**Extracted data:**

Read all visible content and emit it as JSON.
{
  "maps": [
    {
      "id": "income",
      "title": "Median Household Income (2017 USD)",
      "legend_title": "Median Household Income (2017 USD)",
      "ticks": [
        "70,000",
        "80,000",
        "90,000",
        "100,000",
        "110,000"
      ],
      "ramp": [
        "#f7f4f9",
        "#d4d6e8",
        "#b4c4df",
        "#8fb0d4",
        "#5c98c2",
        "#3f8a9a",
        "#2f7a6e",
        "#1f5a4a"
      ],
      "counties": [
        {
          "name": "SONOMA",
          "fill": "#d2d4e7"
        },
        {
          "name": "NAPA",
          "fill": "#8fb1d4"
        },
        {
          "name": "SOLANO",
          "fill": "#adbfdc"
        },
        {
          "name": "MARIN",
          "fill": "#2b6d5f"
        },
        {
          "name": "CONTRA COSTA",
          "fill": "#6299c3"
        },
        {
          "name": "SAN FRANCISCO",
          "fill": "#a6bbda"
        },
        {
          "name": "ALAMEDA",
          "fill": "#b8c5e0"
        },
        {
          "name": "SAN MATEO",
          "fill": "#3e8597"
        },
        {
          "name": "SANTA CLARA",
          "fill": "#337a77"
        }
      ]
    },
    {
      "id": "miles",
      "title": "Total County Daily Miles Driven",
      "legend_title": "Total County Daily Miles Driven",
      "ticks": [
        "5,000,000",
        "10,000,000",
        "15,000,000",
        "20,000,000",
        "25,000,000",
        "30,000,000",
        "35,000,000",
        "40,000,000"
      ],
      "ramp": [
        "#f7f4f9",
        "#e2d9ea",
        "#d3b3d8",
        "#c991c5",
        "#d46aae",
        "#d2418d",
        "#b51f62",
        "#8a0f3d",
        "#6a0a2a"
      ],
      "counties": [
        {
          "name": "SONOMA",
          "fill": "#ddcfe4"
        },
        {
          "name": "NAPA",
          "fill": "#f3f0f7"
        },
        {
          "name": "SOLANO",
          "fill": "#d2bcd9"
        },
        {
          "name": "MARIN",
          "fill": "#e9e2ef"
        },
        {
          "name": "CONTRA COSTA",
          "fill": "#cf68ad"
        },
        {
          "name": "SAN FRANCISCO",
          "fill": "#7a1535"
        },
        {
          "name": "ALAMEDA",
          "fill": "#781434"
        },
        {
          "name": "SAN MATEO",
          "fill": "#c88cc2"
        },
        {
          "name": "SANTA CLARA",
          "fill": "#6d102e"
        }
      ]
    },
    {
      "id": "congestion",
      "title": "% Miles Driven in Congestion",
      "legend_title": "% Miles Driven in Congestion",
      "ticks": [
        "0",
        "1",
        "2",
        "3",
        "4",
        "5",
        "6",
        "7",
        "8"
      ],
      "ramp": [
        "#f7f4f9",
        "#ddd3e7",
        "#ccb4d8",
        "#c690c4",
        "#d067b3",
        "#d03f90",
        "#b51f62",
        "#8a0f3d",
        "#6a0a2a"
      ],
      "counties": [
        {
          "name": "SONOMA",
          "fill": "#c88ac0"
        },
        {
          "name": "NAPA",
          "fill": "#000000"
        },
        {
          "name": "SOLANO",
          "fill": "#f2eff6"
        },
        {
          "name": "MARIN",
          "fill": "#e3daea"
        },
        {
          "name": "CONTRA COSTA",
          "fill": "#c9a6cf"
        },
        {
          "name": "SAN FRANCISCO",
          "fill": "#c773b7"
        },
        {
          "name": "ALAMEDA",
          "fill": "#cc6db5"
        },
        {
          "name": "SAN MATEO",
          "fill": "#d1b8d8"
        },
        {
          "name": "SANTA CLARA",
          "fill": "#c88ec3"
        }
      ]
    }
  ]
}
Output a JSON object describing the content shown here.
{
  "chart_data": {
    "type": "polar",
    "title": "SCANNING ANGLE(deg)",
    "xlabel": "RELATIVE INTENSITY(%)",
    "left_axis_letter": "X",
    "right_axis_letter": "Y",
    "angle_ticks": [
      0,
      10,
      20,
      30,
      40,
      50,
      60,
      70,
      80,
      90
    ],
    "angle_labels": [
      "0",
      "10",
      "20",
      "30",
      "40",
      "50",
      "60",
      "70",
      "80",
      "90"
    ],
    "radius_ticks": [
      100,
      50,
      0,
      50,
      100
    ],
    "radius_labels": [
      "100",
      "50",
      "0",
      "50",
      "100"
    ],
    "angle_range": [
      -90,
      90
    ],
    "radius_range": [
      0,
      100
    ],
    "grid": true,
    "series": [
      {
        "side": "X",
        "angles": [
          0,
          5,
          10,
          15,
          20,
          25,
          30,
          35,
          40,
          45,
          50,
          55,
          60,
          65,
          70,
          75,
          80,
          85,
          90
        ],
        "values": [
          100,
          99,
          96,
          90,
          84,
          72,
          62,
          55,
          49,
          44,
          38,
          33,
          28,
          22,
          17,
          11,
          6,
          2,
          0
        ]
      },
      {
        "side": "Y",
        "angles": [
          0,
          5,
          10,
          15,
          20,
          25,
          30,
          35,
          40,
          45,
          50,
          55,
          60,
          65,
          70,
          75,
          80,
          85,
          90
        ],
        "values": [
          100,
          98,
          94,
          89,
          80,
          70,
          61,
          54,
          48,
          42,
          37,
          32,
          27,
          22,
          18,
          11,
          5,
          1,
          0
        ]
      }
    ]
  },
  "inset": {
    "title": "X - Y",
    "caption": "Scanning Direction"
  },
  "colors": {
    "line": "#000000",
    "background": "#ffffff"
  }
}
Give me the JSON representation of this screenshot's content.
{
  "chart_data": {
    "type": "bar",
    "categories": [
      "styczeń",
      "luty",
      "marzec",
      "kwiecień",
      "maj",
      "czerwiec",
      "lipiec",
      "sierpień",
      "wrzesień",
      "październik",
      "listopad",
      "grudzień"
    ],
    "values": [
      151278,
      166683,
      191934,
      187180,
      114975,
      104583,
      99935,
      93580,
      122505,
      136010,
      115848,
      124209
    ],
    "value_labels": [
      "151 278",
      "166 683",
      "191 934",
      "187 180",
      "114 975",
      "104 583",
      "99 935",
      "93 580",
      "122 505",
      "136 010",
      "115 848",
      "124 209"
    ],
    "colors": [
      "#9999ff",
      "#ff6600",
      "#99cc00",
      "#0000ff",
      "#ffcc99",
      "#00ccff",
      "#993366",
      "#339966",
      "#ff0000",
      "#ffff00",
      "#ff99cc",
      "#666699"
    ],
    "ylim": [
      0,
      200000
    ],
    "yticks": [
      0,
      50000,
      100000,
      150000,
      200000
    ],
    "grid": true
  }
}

**What you are asked to do:** Return only those lines of the records that contain the string "Median".

**Finished task:**
      "title": "Median Household Income (2017 USD)",
      "legend_title": "Median Household Income (2017 USD)",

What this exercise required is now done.